» Data for this task
■ ■ ■

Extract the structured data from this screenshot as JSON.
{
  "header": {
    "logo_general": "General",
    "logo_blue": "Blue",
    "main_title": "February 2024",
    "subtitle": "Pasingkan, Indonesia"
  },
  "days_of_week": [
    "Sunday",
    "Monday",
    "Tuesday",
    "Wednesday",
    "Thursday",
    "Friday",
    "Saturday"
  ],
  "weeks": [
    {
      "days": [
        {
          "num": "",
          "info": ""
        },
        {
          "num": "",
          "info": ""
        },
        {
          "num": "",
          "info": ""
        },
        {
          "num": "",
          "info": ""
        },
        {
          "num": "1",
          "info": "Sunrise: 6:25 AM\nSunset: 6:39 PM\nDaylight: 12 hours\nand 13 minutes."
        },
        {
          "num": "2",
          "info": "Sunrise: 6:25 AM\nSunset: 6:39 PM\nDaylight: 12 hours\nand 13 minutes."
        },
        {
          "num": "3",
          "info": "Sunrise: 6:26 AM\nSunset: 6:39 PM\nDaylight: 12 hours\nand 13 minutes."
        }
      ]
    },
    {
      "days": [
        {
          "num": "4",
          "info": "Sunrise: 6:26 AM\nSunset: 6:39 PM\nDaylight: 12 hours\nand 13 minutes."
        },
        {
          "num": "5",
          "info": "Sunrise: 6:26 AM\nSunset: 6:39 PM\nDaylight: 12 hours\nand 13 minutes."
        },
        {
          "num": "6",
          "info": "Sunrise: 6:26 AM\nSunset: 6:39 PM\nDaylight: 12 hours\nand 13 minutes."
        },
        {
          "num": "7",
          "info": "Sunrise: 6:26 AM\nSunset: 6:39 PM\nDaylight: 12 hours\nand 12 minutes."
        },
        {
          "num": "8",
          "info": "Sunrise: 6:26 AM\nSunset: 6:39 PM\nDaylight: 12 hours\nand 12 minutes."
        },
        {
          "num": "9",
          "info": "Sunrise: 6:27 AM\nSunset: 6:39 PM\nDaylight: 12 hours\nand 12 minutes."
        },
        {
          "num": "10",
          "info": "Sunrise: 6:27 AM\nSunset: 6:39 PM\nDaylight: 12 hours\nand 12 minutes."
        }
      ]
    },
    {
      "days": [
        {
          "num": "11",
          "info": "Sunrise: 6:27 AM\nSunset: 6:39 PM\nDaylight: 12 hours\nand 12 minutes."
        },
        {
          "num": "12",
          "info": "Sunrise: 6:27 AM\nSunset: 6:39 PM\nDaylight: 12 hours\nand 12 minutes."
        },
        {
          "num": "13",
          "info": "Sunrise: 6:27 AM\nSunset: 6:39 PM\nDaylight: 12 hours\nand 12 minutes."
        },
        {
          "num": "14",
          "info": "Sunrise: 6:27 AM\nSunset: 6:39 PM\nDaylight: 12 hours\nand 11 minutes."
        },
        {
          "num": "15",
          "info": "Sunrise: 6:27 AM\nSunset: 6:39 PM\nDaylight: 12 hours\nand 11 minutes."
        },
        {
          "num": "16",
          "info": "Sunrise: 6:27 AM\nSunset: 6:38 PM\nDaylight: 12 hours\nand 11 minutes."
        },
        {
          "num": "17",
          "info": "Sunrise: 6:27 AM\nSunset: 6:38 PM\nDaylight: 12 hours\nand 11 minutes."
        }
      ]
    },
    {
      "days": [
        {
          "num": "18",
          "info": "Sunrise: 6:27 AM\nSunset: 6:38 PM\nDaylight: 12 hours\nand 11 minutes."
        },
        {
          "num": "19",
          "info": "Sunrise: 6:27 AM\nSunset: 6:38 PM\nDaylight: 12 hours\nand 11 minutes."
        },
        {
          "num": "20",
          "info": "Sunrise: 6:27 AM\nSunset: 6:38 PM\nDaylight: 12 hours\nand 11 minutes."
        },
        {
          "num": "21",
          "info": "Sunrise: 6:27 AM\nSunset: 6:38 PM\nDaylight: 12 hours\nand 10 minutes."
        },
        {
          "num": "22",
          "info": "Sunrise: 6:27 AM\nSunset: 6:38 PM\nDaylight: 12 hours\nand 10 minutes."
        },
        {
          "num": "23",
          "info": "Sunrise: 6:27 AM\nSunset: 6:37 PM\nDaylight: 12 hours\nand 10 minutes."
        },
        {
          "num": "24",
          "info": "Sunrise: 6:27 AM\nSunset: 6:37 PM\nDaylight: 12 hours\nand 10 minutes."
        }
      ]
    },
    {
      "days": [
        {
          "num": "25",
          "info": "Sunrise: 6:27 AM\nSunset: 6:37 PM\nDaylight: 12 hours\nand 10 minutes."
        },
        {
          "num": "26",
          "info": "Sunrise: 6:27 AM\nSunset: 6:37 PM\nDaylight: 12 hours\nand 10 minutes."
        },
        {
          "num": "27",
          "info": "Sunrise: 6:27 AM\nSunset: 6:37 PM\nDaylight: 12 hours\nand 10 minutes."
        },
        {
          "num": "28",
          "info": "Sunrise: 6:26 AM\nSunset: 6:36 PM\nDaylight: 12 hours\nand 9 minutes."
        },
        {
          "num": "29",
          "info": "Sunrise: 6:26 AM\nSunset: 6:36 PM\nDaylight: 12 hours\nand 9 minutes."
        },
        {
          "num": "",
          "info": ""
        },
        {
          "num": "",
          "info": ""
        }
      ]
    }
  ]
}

■ ■ ■

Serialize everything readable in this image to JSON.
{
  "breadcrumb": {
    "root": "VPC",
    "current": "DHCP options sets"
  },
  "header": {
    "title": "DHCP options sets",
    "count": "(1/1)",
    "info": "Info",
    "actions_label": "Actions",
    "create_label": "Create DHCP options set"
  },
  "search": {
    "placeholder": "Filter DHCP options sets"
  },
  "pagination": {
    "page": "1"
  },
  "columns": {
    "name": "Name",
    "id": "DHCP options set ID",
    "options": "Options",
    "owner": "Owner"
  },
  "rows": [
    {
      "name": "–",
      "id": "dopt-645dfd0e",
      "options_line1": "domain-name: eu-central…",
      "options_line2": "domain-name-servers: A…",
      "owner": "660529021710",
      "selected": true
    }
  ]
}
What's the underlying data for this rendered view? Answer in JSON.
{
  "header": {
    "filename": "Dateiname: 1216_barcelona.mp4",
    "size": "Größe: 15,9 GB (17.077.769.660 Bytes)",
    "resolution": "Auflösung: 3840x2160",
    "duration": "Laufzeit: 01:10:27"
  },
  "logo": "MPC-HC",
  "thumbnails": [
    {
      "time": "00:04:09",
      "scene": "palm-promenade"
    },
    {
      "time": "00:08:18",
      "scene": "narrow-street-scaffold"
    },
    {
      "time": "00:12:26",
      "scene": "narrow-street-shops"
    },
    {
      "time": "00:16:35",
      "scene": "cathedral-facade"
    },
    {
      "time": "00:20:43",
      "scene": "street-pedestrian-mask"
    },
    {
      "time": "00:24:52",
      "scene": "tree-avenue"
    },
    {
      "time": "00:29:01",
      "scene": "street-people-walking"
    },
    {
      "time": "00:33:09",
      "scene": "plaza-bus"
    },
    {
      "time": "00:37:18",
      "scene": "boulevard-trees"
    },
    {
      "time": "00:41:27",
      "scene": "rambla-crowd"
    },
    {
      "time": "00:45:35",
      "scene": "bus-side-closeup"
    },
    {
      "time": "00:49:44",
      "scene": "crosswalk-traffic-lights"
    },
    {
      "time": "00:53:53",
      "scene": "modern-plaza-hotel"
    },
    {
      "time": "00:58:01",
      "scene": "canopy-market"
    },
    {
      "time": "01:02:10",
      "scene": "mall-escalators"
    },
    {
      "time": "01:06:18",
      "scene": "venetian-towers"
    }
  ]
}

■ ■ ■

» Your instructions
Which lines of the material contain the string "narrow"? List each of them.

» Response
      "scene": "narrow-street-scaffold"
      "scene": "narrow-street-shops"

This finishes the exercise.